**What the task asks**
Below is a listing; reproduce each line of it exactly.

**Items from a dataset**
■ ■ ■ ■ ■ ■ ■
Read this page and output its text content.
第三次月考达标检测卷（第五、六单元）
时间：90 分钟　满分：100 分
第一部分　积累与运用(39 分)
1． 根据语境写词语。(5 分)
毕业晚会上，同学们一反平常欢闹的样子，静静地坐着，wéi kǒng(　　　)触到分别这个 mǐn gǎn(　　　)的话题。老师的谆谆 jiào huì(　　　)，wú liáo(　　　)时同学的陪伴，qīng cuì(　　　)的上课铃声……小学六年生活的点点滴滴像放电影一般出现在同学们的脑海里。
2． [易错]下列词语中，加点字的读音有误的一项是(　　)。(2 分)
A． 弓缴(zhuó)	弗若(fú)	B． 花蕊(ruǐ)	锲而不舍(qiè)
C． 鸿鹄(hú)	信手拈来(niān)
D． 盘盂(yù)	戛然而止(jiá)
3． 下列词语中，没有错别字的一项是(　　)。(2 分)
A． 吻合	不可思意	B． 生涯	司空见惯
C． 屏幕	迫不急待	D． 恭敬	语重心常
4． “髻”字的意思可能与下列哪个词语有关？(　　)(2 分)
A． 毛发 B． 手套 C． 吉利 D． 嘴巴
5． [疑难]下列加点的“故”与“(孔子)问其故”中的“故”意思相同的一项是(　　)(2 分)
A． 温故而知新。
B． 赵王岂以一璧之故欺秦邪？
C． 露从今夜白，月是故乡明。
■ ■ ■ ■ ■ ■ ■
**Answer to the problem**
Read this page and output its text content.
第三次月考达标检测卷（第五、六单元）
时间：90 分钟　满分：100 分
第一部分　积累与运用(39 分)
1． 根据语境写词语。(5 分)
毕业晚会上，同学们一反平常欢闹的样子，静静地坐着，wéi kǒng(　　　)触到分别这个 mǐn gǎn(　　　)的话题。老师的谆谆 jiào huì(　　　)，wú liáo(　　　)时同学的陪伴，qīng cuì(　　　)的上课铃声……小学六年生活的点点滴滴像放电影一般出现在同学们的脑海里。
2． [易错]下列词语中，加点字的读音有误的一项是(　　)。(2 分)
A． 弓缴(zhuó)	弗若(fú)	B． 花蕊(ruǐ)	锲而不舍(qiè)
C． 鸿鹄(hú)	信手拈来(niān)
D． 盘盂(yù)	戛然而止(jiá)
3． 下列词语中，没有错别字的一项是(　　)。(2 分)
A． 吻合	不可思意	B． 生涯	司空见惯
C． 屏幕	迫不急待	D． 恭敬	语重心常
4． “髻”字的意思可能与下列哪个词语有关？(　　)(2 分)
A． 毛发 B． 手套 C． 吉利 D． 嘴巴
5． [疑难]下列加点的“故”与“(孔子)问其故”中的“故”意思相同的一项是(　　)(2 分)
A． 温故而知新。
B． 赵王岂以一璧之故欺秦邪？
C． 露从今夜白，月是故乡明。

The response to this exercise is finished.